--- SHORT EXERCISE ---
Look through the data below. Collect every line where the word "hebdomadaires" occurs.

--- DATASET ---
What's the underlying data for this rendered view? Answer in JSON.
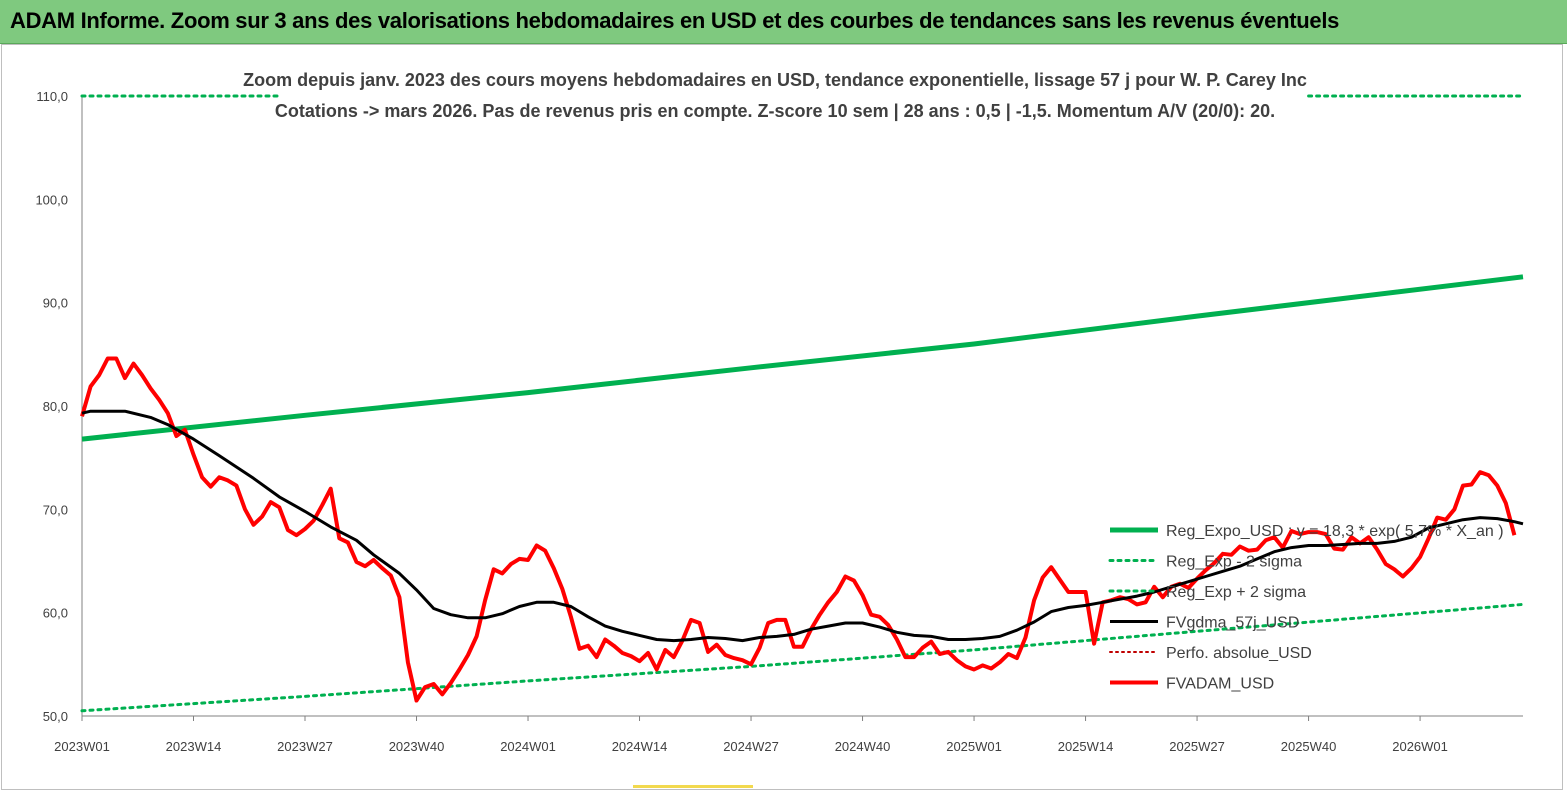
{
  "header": {
    "title": "ADAM Informe. Zoom sur 3 ans des valorisations hebdomadaires en USD et des courbes de tendances sans les revenus éventuels"
  },
  "chart_data": {
    "type": "line",
    "subtitle_line1": "Zoom depuis janv. 2023 des cours moyens hebdomadaires en USD, tendance exponentielle, lissage 57 j pour W. P. Carey Inc",
    "subtitle_line2": "Cotations -> mars 2026. Pas de revenus pris en compte. Z-score 10 sem | 28 ans : 0,5 | -1,5. Momentum A/V (20/0): 20.",
    "ylim": [
      50,
      110
    ],
    "yticks": [
      "50,0",
      "60,0",
      "70,0",
      "80,0",
      "90,0",
      "100,0",
      "110,0"
    ],
    "xlim": [
      0,
      168
    ],
    "xticks": [
      {
        "label": "2023W01",
        "i": 0
      },
      {
        "label": "2023W14",
        "i": 13
      },
      {
        "label": "2023W27",
        "i": 26
      },
      {
        "label": "2023W40",
        "i": 39
      },
      {
        "label": "2024W01",
        "i": 52
      },
      {
        "label": "2024W14",
        "i": 65
      },
      {
        "label": "2024W27",
        "i": 78
      },
      {
        "label": "2024W40",
        "i": 91
      },
      {
        "label": "2025W01",
        "i": 104
      },
      {
        "label": "2025W14",
        "i": 117
      },
      {
        "label": "2025W27",
        "i": 130
      },
      {
        "label": "2025W40",
        "i": 143
      },
      {
        "label": "2026W01",
        "i": 156
      }
    ],
    "grid": false,
    "legend_position": "right",
    "colors": {
      "green": "#00b050",
      "black": "#000000",
      "red": "#ff0000",
      "red_dotted": "#c00000"
    },
    "series": [
      {
        "name": "Reg_Expo_USD : y = 18,3 * exp( 5,7% * X_an )",
        "style": "solid",
        "color": "#00b050",
        "width": 5,
        "points": [
          [
            0,
            76.8
          ],
          [
            26,
            79.1
          ],
          [
            52,
            81.3
          ],
          [
            78,
            83.7
          ],
          [
            104,
            86.0
          ],
          [
            130,
            88.7
          ],
          [
            168,
            92.5
          ]
        ]
      },
      {
        "name": "Reg_Exp - 2 sigma",
        "style": "dotted",
        "color": "#00b050",
        "width": 3,
        "points": [
          [
            0,
            50.5
          ],
          [
            26,
            51.9
          ],
          [
            52,
            53.4
          ],
          [
            78,
            54.8
          ],
          [
            104,
            56.4
          ],
          [
            130,
            58.2
          ],
          [
            168,
            60.8
          ]
        ]
      },
      {
        "name": "Reg_Exp + 2 sigma",
        "style": "dotted",
        "color": "#00b050",
        "width": 3,
        "segments": [
          [
            [
              0,
              110.0
            ],
            [
              23,
              110.0
            ]
          ],
          [
            [
              143,
              110.0
            ],
            [
              168,
              110.0
            ]
          ]
        ]
      },
      {
        "name": "FVgdma_57j_USD",
        "style": "solid",
        "color": "#000000",
        "width": 3,
        "points": [
          [
            0,
            79.3
          ],
          [
            1,
            79.5
          ],
          [
            5,
            79.5
          ],
          [
            8,
            78.9
          ],
          [
            10,
            78.2
          ],
          [
            13,
            76.8
          ],
          [
            16,
            75.2
          ],
          [
            20,
            73.0
          ],
          [
            23,
            71.2
          ],
          [
            26,
            69.8
          ],
          [
            29,
            68.3
          ],
          [
            32,
            67.0
          ],
          [
            34,
            65.6
          ],
          [
            37,
            63.8
          ],
          [
            39,
            62.2
          ],
          [
            41,
            60.4
          ],
          [
            43,
            59.8
          ],
          [
            45,
            59.5
          ],
          [
            47,
            59.5
          ],
          [
            49,
            59.9
          ],
          [
            51,
            60.6
          ],
          [
            53,
            61.0
          ],
          [
            55,
            61.0
          ],
          [
            57,
            60.6
          ],
          [
            59,
            59.6
          ],
          [
            61,
            58.7
          ],
          [
            63,
            58.2
          ],
          [
            65,
            57.8
          ],
          [
            67,
            57.4
          ],
          [
            69,
            57.3
          ],
          [
            71,
            57.4
          ],
          [
            73,
            57.6
          ],
          [
            75,
            57.5
          ],
          [
            77,
            57.3
          ],
          [
            79,
            57.6
          ],
          [
            81,
            57.7
          ],
          [
            83,
            57.9
          ],
          [
            85,
            58.4
          ],
          [
            87,
            58.7
          ],
          [
            89,
            59.0
          ],
          [
            91,
            59.0
          ],
          [
            93,
            58.6
          ],
          [
            95,
            58.1
          ],
          [
            97,
            57.8
          ],
          [
            99,
            57.7
          ],
          [
            101,
            57.4
          ],
          [
            103,
            57.4
          ],
          [
            105,
            57.5
          ],
          [
            107,
            57.7
          ],
          [
            109,
            58.3
          ],
          [
            111,
            59.1
          ],
          [
            113,
            60.1
          ],
          [
            115,
            60.5
          ],
          [
            117,
            60.7
          ],
          [
            119,
            61.0
          ],
          [
            121,
            61.3
          ],
          [
            123,
            61.6
          ],
          [
            125,
            62.0
          ],
          [
            127,
            62.5
          ],
          [
            129,
            63.0
          ],
          [
            131,
            63.5
          ],
          [
            133,
            64.0
          ],
          [
            135,
            64.5
          ],
          [
            137,
            65.2
          ],
          [
            139,
            65.9
          ],
          [
            141,
            66.3
          ],
          [
            143,
            66.5
          ],
          [
            145,
            66.5
          ],
          [
            147,
            66.6
          ],
          [
            149,
            66.7
          ],
          [
            151,
            66.7
          ],
          [
            153,
            66.9
          ],
          [
            155,
            67.3
          ],
          [
            157,
            68.2
          ],
          [
            159,
            68.6
          ],
          [
            161,
            69.0
          ],
          [
            163,
            69.2
          ],
          [
            165,
            69.1
          ],
          [
            167,
            68.8
          ],
          [
            168,
            68.6
          ]
        ]
      },
      {
        "name": "Perfo. absolue_USD",
        "style": "dotted",
        "color": "#c00000",
        "width": 2,
        "points": []
      },
      {
        "name": "FVADAM_USD",
        "style": "solid",
        "color": "#ff0000",
        "width": 4,
        "points": [
          [
            0,
            79.0
          ],
          [
            1,
            81.9
          ],
          [
            2,
            83.0
          ],
          [
            3,
            84.6
          ],
          [
            4,
            84.6
          ],
          [
            5,
            82.7
          ],
          [
            6,
            84.1
          ],
          [
            7,
            83.0
          ],
          [
            8,
            81.7
          ],
          [
            9,
            80.6
          ],
          [
            10,
            79.3
          ],
          [
            11,
            77.1
          ],
          [
            12,
            77.7
          ],
          [
            13,
            75.3
          ],
          [
            14,
            73.1
          ],
          [
            15,
            72.2
          ],
          [
            16,
            73.1
          ],
          [
            17,
            72.8
          ],
          [
            18,
            72.3
          ],
          [
            19,
            70.0
          ],
          [
            20,
            68.5
          ],
          [
            21,
            69.3
          ],
          [
            22,
            70.7
          ],
          [
            23,
            70.2
          ],
          [
            24,
            68.0
          ],
          [
            25,
            67.5
          ],
          [
            26,
            68.1
          ],
          [
            27,
            68.9
          ],
          [
            28,
            70.4
          ],
          [
            29,
            72.0
          ],
          [
            30,
            67.2
          ],
          [
            31,
            66.8
          ],
          [
            32,
            64.9
          ],
          [
            33,
            64.5
          ],
          [
            34,
            65.1
          ],
          [
            35,
            64.3
          ],
          [
            36,
            63.6
          ],
          [
            37,
            61.5
          ],
          [
            38,
            55.2
          ],
          [
            39,
            51.5
          ],
          [
            40,
            52.8
          ],
          [
            41,
            53.1
          ],
          [
            42,
            52.1
          ],
          [
            43,
            53.2
          ],
          [
            44,
            54.5
          ],
          [
            45,
            55.9
          ],
          [
            46,
            57.7
          ],
          [
            47,
            61.2
          ],
          [
            48,
            64.2
          ],
          [
            49,
            63.8
          ],
          [
            50,
            64.7
          ],
          [
            51,
            65.2
          ],
          [
            52,
            65.1
          ],
          [
            53,
            66.5
          ],
          [
            54,
            66.0
          ],
          [
            55,
            64.3
          ],
          [
            56,
            62.3
          ],
          [
            57,
            59.6
          ],
          [
            58,
            56.5
          ],
          [
            59,
            56.8
          ],
          [
            60,
            55.7
          ],
          [
            61,
            57.4
          ],
          [
            62,
            56.8
          ],
          [
            63,
            56.1
          ],
          [
            64,
            55.8
          ],
          [
            65,
            55.3
          ],
          [
            66,
            56.1
          ],
          [
            67,
            54.5
          ],
          [
            68,
            56.4
          ],
          [
            69,
            55.7
          ],
          [
            70,
            57.3
          ],
          [
            71,
            59.3
          ],
          [
            72,
            59.0
          ],
          [
            73,
            56.2
          ],
          [
            74,
            56.9
          ],
          [
            75,
            55.9
          ],
          [
            76,
            55.6
          ],
          [
            77,
            55.4
          ],
          [
            78,
            55.0
          ],
          [
            79,
            56.6
          ],
          [
            80,
            59.0
          ],
          [
            81,
            59.3
          ],
          [
            82,
            59.3
          ],
          [
            83,
            56.7
          ],
          [
            84,
            56.7
          ],
          [
            85,
            58.4
          ],
          [
            86,
            59.8
          ],
          [
            87,
            61.0
          ],
          [
            88,
            62.0
          ],
          [
            89,
            63.5
          ],
          [
            90,
            63.1
          ],
          [
            91,
            61.7
          ],
          [
            92,
            59.8
          ],
          [
            93,
            59.6
          ],
          [
            94,
            58.8
          ],
          [
            95,
            57.4
          ],
          [
            96,
            55.7
          ],
          [
            97,
            55.7
          ],
          [
            98,
            56.6
          ],
          [
            99,
            57.2
          ],
          [
            100,
            56.0
          ],
          [
            101,
            56.2
          ],
          [
            102,
            55.4
          ],
          [
            103,
            54.8
          ],
          [
            104,
            54.5
          ],
          [
            105,
            54.9
          ],
          [
            106,
            54.6
          ],
          [
            107,
            55.2
          ],
          [
            108,
            56.0
          ],
          [
            109,
            55.6
          ],
          [
            110,
            57.6
          ],
          [
            111,
            61.2
          ],
          [
            112,
            63.4
          ],
          [
            113,
            64.4
          ],
          [
            114,
            63.2
          ],
          [
            115,
            62.0
          ],
          [
            116,
            62.0
          ],
          [
            117,
            62.0
          ],
          [
            118,
            57.0
          ],
          [
            119,
            61.0
          ],
          [
            120,
            61.2
          ],
          [
            121,
            61.5
          ],
          [
            122,
            61.3
          ],
          [
            123,
            60.8
          ],
          [
            124,
            61.0
          ],
          [
            125,
            62.5
          ],
          [
            126,
            61.5
          ],
          [
            127,
            62.5
          ],
          [
            128,
            62.8
          ],
          [
            129,
            62.4
          ],
          [
            130,
            63.3
          ],
          [
            131,
            64.1
          ],
          [
            132,
            64.8
          ],
          [
            133,
            65.7
          ],
          [
            134,
            65.6
          ],
          [
            135,
            66.4
          ],
          [
            136,
            66.0
          ],
          [
            137,
            66.1
          ],
          [
            138,
            67.0
          ],
          [
            139,
            67.3
          ],
          [
            140,
            66.3
          ],
          [
            141,
            67.9
          ],
          [
            142,
            67.6
          ],
          [
            143,
            67.8
          ],
          [
            144,
            67.8
          ],
          [
            145,
            67.6
          ],
          [
            146,
            66.2
          ],
          [
            147,
            66.1
          ],
          [
            148,
            67.3
          ],
          [
            149,
            66.7
          ],
          [
            150,
            67.3
          ],
          [
            151,
            66.1
          ],
          [
            152,
            64.7
          ],
          [
            153,
            64.2
          ],
          [
            154,
            63.5
          ],
          [
            155,
            64.3
          ],
          [
            156,
            65.4
          ],
          [
            157,
            67.2
          ],
          [
            158,
            69.2
          ],
          [
            159,
            69.0
          ],
          [
            160,
            70.0
          ],
          [
            161,
            72.3
          ],
          [
            162,
            72.4
          ],
          [
            163,
            73.6
          ],
          [
            164,
            73.3
          ],
          [
            165,
            72.3
          ],
          [
            166,
            70.6
          ],
          [
            167,
            67.5
          ]
        ]
      }
    ]
  }
}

--- TASK ANSWER ---
    "title": "ADAM Informe. Zoom sur 3 ans des valorisations hebdomadaires en USD et des courbes de tendances sans les revenus éventuels"
    "subtitle_line1": "Zoom depuis janv. 2023 des cours moyens hebdomadaires en USD, tendance exponentielle, lissage 57 j pour W. P. Carey Inc",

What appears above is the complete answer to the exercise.